◆ What you are asked to do:
Could you repeat the records below exactly, leaving out any pictures?

[Stored entries]
========
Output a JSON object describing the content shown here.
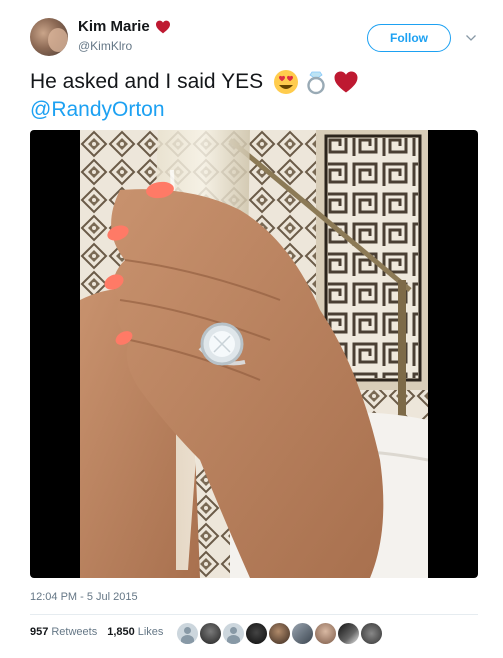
{
  "user": {
    "display_name": "Kim Marie",
    "handle": "@KimKlro",
    "name_emoji": "red-heart-icon"
  },
  "header": {
    "follow_label": "Follow",
    "menu_icon": "chevron-down-icon"
  },
  "tweet": {
    "text": "He asked and I said YES",
    "emojis": [
      "heart-eyes-emoji",
      "ring-emoji",
      "red-heart-emoji"
    ],
    "mention": "@RandyOrton"
  },
  "media": {
    "description_icon": "photo"
  },
  "meta": {
    "timestamp": "12:04 PM - 5 Jul 2015"
  },
  "stats": {
    "retweets_count": "957",
    "retweets_label": "Retweets",
    "likes_count": "1,850",
    "likes_label": "Likes"
  },
  "colors": {
    "accent": "#1da1f2",
    "secondary_text": "#657786",
    "heart": "#e0245e"
  }
}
========
◆ Answer to the exercise:
Output a JSON object describing the content shown here.
{
  "user": {
    "display_name": "Kim Marie",
    "handle": "@KimKlro",
    "name_emoji": "red-heart-icon"
  },
  "header": {
    "follow_label": "Follow",
    "menu_icon": "chevron-down-icon"
  },
  "tweet": {
    "text": "He asked and I said YES",
    "emojis": [
      "heart-eyes-emoji",
      "ring-emoji",
      "red-heart-emoji"
    ],
    "mention": "@RandyOrton"
  },
  "media": {
    "description_icon": "photo"
  },
  "meta": {
    "timestamp": "12:04 PM - 5 Jul 2015"
  },
  "stats": {
    "retweets_count": "957",
    "retweets_label": "Retweets",
    "likes_count": "1,850",
    "likes_label": "Likes"
  },
  "colors": {
    "accent": "#1da1f2",
    "secondary_text": "#657786",
    "heart": "#e0245e"
  }
}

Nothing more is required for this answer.